- YOUR OBJECTIVE
Set out every line of these records as a numbered list, skipping blank lines and leaving out the pictures.

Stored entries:
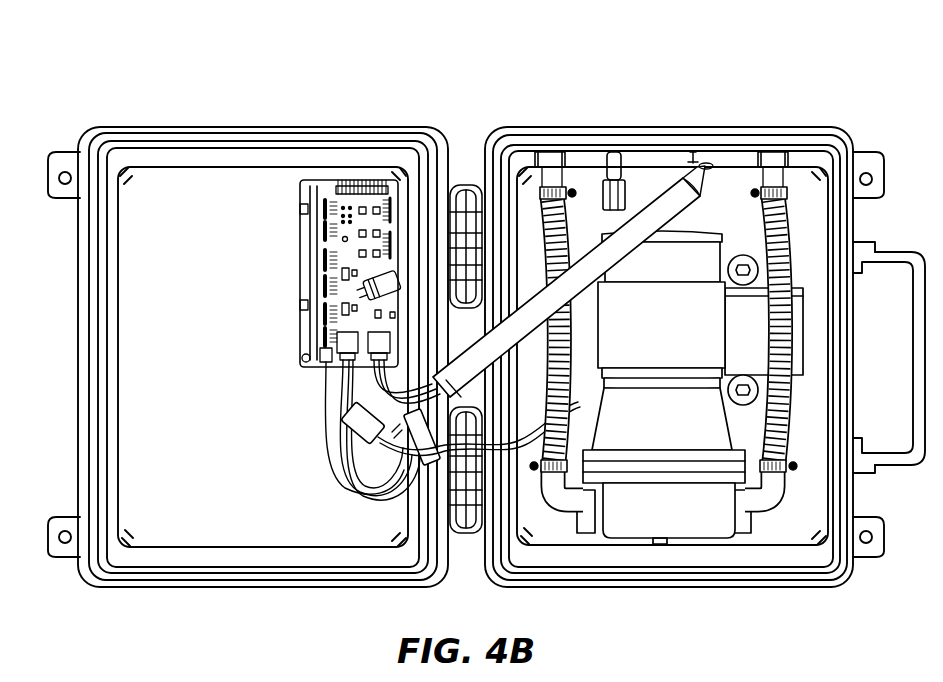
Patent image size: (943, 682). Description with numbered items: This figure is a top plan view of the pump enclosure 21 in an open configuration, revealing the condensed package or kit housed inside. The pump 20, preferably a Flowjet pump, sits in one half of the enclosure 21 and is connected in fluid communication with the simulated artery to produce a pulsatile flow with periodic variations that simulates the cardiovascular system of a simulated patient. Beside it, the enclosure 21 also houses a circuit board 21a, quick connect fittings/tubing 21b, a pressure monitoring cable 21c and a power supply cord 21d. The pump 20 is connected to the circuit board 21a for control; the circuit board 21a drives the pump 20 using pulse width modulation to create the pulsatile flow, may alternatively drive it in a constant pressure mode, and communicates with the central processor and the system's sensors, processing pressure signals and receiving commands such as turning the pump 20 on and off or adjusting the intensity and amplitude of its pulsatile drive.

The pump 20 is at (687, 523).
The enclosure 21 is at (238, 104).
The circuit board 21a is at (299, 260).
The quick connect fittings/tubing 21b is at (745, 212).
The pressure monitoring cable 21c is at (357, 430).
The power supply cord 21d is at (653, 192).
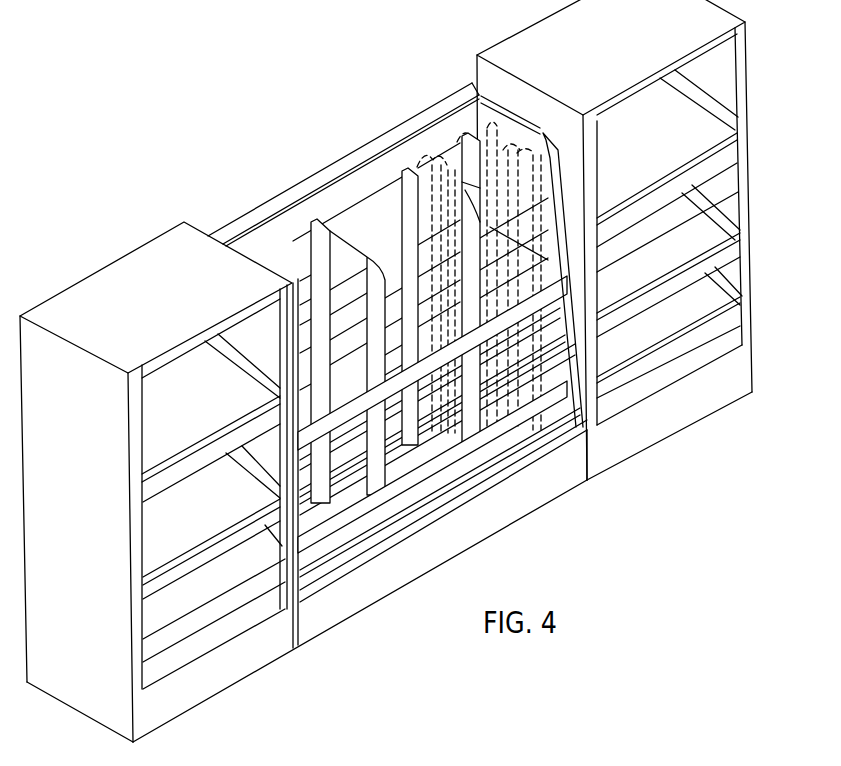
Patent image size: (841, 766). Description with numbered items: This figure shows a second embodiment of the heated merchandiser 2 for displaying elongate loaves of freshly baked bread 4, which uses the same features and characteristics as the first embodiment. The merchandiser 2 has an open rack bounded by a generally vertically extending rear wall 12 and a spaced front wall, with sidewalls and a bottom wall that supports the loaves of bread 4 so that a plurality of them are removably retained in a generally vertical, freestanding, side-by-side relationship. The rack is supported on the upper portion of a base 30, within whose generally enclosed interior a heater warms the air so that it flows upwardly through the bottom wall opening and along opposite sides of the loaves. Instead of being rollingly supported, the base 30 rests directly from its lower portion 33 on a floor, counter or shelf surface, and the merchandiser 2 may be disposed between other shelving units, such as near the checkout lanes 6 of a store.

The merchandiser 2 is at (348, 128).
The loaves of freshly baked bread 4 is at (445, 132).
The checkout lanes 6 is at (90, 9).
The rear wall 12 is at (272, 200).
The base 30 is at (526, 505).
The lower portion 33 is at (343, 623).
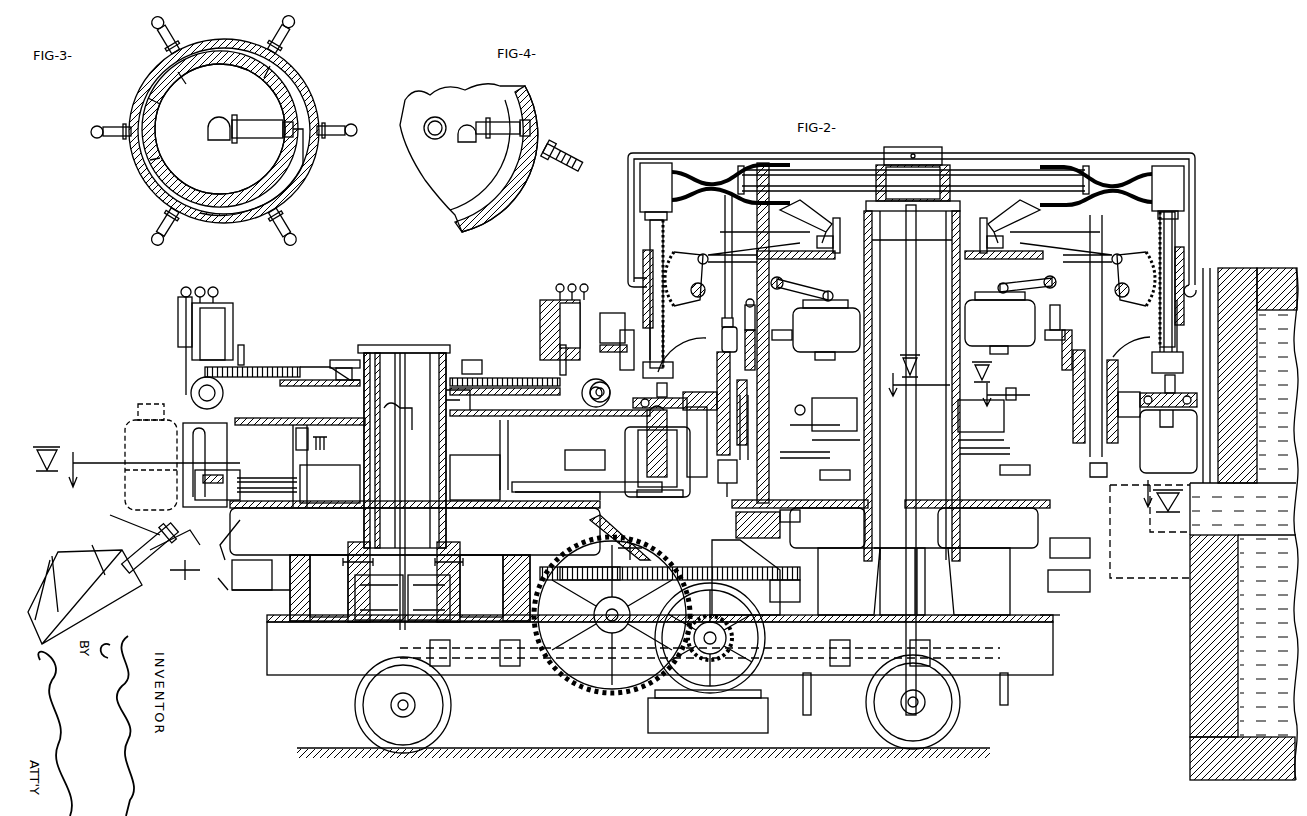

- CORRECT ANSWER
1. Patent image size: (943, 682). Description with numbered items: This figure is a top plan view of the pump enclosure 21 in an open configuration, revealing the condensed package or kit housed inside. The pump 20, preferably a Flowjet pump, sits in one half of the enclosure 21 and is connected in fluid communication with the simulated artery to produce a pulsatile flow with periodic variations that simulates the cardiovascular system of a simulated patient. Beside it, the enclosure 21 also houses a circuit board 21a, quick connect fittings/tubing 21b, a pressure monitoring cable 21c and a power supply cord 21d. The pump 20 is connected to the circuit board 21a for control; the circuit board 21a drives the pump 20 using pulse width modulation to create the pulsatile flow, may alternatively drive it in a constant pressure mode, and communicates with the central processor and the system's sensors, processing pressure signals and receiving commands such as turning the pump 20 on and off or adjusting the intensity and amplitude of its pulsatile drive.
2. The pump 20 is at (687, 523).
3. The enclosure 21 is at (238, 104).
4. The circuit board 21a is at (299, 260).
5. The quick connect fittings/tubing 21b is at (745, 212).
6. The pressure monitoring cable 21c is at (357, 430).
7. The power supply cord 21d is at (653, 192).
8. Patent image size: (841, 766). Description with numbered items: This figure shows a second embodiment of the heated merchandiser 2 for displaying elongate loaves of freshly baked bread 4, which uses the same features and characteristics as the first embodiment. The merchandiser 2 has an open rack bounded by a generally vertically extending rear wall 12 and a spaced front wall, with sidewalls and a bottom wall that supports the loaves of bread 4 so that a plurality of them are removably retained in a generally vertical, freestanding, side-by-side relationship. The rack is supported on the upper portion of a base 30, within whose generally enclosed interior a heater warms the air so that it flows upwardly through the bottom wall opening and along opposite sides of the loaves. Instead of being rollingly supported, the base 30 rests directly from its lower portion 33 on a floor, counter or shelf surface, and the merchandiser 2 may be disposed between other shelving units, such as near the checkout lanes 6 of a store.
9. The merchandiser 2 is at (348, 128).
10. The loaves of freshly baked bread 4 is at (445, 132).
11. The checkout lanes 6 is at (90, 9).
12. The rear wall 12 is at (272, 200).
13. The base 30 is at (526, 505).
14. The lower portion 33 is at (343, 623).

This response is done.